Dataset records:
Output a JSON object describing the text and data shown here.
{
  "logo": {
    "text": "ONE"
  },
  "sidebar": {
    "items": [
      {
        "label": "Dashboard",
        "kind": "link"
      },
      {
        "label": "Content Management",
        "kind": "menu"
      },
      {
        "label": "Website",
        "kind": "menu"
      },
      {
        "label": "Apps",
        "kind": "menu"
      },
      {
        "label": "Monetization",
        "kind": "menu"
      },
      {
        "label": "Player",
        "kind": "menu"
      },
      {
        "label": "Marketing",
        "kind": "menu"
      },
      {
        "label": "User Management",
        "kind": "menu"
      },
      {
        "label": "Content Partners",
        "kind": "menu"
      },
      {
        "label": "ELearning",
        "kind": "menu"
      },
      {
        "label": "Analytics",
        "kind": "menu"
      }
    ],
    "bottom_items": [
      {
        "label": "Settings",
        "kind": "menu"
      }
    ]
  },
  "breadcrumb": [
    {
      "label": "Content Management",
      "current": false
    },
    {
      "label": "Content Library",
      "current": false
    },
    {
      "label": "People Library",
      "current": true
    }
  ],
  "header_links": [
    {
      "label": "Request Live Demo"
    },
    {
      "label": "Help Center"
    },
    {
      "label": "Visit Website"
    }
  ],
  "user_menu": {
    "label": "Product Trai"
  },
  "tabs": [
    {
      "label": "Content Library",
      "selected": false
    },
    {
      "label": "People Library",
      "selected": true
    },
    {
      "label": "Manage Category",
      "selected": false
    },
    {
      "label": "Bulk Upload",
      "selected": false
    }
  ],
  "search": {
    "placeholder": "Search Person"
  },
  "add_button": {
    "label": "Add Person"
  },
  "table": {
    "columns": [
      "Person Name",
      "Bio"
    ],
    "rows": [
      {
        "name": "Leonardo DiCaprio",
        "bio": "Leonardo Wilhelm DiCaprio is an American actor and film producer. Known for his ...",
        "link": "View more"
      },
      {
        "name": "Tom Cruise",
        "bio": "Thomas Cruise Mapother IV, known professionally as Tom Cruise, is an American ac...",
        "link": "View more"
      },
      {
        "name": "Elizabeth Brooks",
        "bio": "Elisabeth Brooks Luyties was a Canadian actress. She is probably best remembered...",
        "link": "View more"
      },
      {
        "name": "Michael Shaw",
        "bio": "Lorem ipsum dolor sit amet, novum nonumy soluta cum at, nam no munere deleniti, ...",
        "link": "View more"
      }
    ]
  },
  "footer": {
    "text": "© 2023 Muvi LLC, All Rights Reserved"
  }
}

Exercise directions:
Extract all of the data above and output it character for character.

Final answer:
Output a JSON object describing the text and data shown here.
{
  "logo": {
    "text": "ONE"
  },
  "sidebar": {
    "items": [
      {
        "label": "Dashboard",
        "kind": "link"
      },
      {
        "label": "Content Management",
        "kind": "menu"
      },
      {
        "label": "Website",
        "kind": "menu"
      },
      {
        "label": "Apps",
        "kind": "menu"
      },
      {
        "label": "Monetization",
        "kind": "menu"
      },
      {
        "label": "Player",
        "kind": "menu"
      },
      {
        "label": "Marketing",
        "kind": "menu"
      },
      {
        "label": "User Management",
        "kind": "menu"
      },
      {
        "label": "Content Partners",
        "kind": "menu"
      },
      {
        "label": "ELearning",
        "kind": "menu"
      },
      {
        "label": "Analytics",
        "kind": "menu"
      }
    ],
    "bottom_items": [
      {
        "label": "Settings",
        "kind": "menu"
      }
    ]
  },
  "breadcrumb": [
    {
      "label": "Content Management",
      "current": false
    },
    {
      "label": "Content Library",
      "current": false
    },
    {
      "label": "People Library",
      "current": true
    }
  ],
  "header_links": [
    {
      "label": "Request Live Demo"
    },
    {
      "label": "Help Center"
    },
    {
      "label": "Visit Website"
    }
  ],
  "user_menu": {
    "label": "Product Trai"
  },
  "tabs": [
    {
      "label": "Content Library",
      "selected": false
    },
    {
      "label": "People Library",
      "selected": true
    },
    {
      "label": "Manage Category",
      "selected": false
    },
    {
      "label": "Bulk Upload",
      "selected": false
    }
  ],
  "search": {
    "placeholder": "Search Person"
  },
  "add_button": {
    "label": "Add Person"
  },
  "table": {
    "columns": [
      "Person Name",
      "Bio"
    ],
    "rows": [
      {
        "name": "Leonardo DiCaprio",
        "bio": "Leonardo Wilhelm DiCaprio is an American actor and film producer. Known for his ...",
        "link": "View more"
      },
      {
        "name": "Tom Cruise",
        "bio": "Thomas Cruise Mapother IV, known professionally as Tom Cruise, is an American ac...",
        "link": "View more"
      },
      {
        "name": "Elizabeth Brooks",
        "bio": "Elisabeth Brooks Luyties was a Canadian actress. She is probably best remembered...",
        "link": "View more"
      },
      {
        "name": "Michael Shaw",
        "bio": "Lorem ipsum dolor sit amet, novum nonumy soluta cum at, nam no munere deleniti, ...",
        "link": "View more"
      }
    ]
  },
  "footer": {
    "text": "© 2023 Muvi LLC, All Rights Reserved"
  }
}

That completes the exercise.